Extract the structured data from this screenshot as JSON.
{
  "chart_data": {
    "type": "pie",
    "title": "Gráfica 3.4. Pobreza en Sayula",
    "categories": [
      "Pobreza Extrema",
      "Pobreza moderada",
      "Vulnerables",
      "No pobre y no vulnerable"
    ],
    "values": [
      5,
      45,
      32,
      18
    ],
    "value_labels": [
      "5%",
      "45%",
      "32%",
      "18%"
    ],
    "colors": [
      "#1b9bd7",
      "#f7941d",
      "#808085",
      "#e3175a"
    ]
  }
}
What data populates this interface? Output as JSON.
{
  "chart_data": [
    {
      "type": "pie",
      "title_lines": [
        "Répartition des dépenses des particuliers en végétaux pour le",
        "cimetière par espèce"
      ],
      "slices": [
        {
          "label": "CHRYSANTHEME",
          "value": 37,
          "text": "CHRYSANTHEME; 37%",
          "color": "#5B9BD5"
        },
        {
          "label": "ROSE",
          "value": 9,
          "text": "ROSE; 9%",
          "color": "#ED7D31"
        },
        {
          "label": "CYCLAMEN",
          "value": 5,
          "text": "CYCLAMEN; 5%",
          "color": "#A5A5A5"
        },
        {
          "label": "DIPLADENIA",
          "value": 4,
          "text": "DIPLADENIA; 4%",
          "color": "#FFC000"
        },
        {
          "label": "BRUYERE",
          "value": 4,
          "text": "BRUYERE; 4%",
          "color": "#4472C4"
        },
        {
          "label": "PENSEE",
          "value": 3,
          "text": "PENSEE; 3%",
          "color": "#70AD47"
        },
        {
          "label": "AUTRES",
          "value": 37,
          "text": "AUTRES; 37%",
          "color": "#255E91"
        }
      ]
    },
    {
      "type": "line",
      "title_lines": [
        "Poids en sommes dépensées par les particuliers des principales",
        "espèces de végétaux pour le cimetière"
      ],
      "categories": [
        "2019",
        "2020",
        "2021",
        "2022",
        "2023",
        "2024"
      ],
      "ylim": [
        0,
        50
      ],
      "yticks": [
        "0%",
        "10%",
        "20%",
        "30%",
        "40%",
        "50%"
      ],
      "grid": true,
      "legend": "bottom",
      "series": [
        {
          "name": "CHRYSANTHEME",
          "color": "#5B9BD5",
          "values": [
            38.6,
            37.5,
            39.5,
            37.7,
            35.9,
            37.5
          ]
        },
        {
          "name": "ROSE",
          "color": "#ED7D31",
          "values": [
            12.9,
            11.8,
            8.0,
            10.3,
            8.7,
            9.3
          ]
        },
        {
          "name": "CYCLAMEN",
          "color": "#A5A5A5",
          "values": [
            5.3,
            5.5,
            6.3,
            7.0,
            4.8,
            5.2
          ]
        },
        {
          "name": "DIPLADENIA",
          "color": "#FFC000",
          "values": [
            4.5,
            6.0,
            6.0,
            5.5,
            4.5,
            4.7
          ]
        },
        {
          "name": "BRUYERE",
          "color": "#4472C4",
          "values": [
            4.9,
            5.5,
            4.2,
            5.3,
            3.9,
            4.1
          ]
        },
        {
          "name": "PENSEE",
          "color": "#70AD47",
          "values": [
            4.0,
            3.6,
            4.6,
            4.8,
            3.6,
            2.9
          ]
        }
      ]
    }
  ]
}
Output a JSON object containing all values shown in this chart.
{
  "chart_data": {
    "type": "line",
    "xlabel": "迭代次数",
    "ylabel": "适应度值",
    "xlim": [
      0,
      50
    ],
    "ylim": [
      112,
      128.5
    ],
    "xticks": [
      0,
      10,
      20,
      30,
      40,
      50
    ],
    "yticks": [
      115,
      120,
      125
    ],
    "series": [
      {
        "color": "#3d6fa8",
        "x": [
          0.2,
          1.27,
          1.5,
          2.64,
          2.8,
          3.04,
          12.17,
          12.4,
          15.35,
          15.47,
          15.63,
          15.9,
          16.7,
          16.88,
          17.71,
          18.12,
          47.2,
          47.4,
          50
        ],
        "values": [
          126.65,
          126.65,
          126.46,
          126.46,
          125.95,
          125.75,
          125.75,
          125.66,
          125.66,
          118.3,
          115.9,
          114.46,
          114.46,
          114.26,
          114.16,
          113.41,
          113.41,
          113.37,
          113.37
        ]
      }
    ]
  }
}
○ ○ ○ ○
OBJECTIVE:
Of all the lines above, how many contain the word "this"? Answer with only the number.

EXERCISE OUTPUT:
3